__PROBLEM__. Reproduce all of the listing below without alteration.

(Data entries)
####################

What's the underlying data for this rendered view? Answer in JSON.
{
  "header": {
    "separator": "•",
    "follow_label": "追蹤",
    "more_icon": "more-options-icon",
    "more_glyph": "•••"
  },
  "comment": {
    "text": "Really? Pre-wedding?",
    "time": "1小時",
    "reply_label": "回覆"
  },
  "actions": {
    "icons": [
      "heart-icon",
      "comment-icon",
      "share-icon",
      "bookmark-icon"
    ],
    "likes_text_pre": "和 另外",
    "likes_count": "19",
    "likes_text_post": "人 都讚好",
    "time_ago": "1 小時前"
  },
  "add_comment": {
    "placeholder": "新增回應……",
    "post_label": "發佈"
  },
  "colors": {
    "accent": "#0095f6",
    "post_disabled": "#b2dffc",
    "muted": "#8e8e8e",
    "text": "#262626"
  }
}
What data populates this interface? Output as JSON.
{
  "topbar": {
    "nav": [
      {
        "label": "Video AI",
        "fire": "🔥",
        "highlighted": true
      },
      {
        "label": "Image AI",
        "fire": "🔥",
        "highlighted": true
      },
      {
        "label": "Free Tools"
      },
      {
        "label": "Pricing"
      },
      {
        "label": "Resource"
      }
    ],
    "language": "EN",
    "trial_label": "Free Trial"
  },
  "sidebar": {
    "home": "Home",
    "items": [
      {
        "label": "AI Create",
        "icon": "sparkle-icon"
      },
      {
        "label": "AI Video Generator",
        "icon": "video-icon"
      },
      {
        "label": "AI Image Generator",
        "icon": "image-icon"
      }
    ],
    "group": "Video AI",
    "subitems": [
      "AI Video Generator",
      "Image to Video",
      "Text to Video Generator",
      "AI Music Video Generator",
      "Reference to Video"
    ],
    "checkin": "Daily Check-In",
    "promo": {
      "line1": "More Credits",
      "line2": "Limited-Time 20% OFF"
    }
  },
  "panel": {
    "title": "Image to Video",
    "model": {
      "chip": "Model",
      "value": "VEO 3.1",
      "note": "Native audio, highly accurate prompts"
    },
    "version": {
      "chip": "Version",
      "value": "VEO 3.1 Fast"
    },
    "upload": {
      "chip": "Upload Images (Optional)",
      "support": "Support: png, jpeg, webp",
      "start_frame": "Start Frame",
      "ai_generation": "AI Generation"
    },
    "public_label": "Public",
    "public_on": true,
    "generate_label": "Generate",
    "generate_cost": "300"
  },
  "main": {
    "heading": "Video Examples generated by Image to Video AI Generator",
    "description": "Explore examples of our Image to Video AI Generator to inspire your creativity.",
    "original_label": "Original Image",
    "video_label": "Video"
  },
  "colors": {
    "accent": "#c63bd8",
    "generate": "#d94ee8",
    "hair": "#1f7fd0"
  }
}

####################

__ANSWER TO THIS TASK__.
What's the underlying data for this rendered view? Answer in JSON.
{
  "header": {
    "separator": "•",
    "follow_label": "追蹤",
    "more_icon": "more-options-icon",
    "more_glyph": "•••"
  },
  "comment": {
    "text": "Really? Pre-wedding?",
    "time": "1小時",
    "reply_label": "回覆"
  },
  "actions": {
    "icons": [
      "heart-icon",
      "comment-icon",
      "share-icon",
      "bookmark-icon"
    ],
    "likes_text_pre": "和 另外",
    "likes_count": "19",
    "likes_text_post": "人 都讚好",
    "time_ago": "1 小時前"
  },
  "add_comment": {
    "placeholder": "新增回應……",
    "post_label": "發佈"
  },
  "colors": {
    "accent": "#0095f6",
    "post_disabled": "#b2dffc",
    "muted": "#8e8e8e",
    "text": "#262626"
  }
}
What data populates this interface? Output as JSON.
{
  "topbar": {
    "nav": [
      {
        "label": "Video AI",
        "fire": "🔥",
        "highlighted": true
      },
      {
        "label": "Image AI",
        "fire": "🔥",
        "highlighted": true
      },
      {
        "label": "Free Tools"
      },
      {
        "label": "Pricing"
      },
      {
        "label": "Resource"
      }
    ],
    "language": "EN",
    "trial_label": "Free Trial"
  },
  "sidebar": {
    "home": "Home",
    "items": [
      {
        "label": "AI Create",
        "icon": "sparkle-icon"
      },
      {
        "label": "AI Video Generator",
        "icon": "video-icon"
      },
      {
        "label": "AI Image Generator",
        "icon": "image-icon"
      }
    ],
    "group": "Video AI",
    "subitems": [
      "AI Video Generator",
      "Image to Video",
      "Text to Video Generator",
      "AI Music Video Generator",
      "Reference to Video"
    ],
    "checkin": "Daily Check-In",
    "promo": {
      "line1": "More Credits",
      "line2": "Limited-Time 20% OFF"
    }
  },
  "panel": {
    "title": "Image to Video",
    "model": {
      "chip": "Model",
      "value": "VEO 3.1",
      "note": "Native audio, highly accurate prompts"
    },
    "version": {
      "chip": "Version",
      "value": "VEO 3.1 Fast"
    },
    "upload": {
      "chip": "Upload Images (Optional)",
      "support": "Support: png, jpeg, webp",
      "start_frame": "Start Frame",
      "ai_generation": "AI Generation"
    },
    "public_label": "Public",
    "public_on": true,
    "generate_label": "Generate",
    "generate_cost": "300"
  },
  "main": {
    "heading": "Video Examples generated by Image to Video AI Generator",
    "description": "Explore examples of our Image to Video AI Generator to inspire your creativity.",
    "original_label": "Original Image",
    "video_label": "Video"
  },
  "colors": {
    "accent": "#c63bd8",
    "generate": "#d94ee8",
    "hair": "#1f7fd0"
  }
}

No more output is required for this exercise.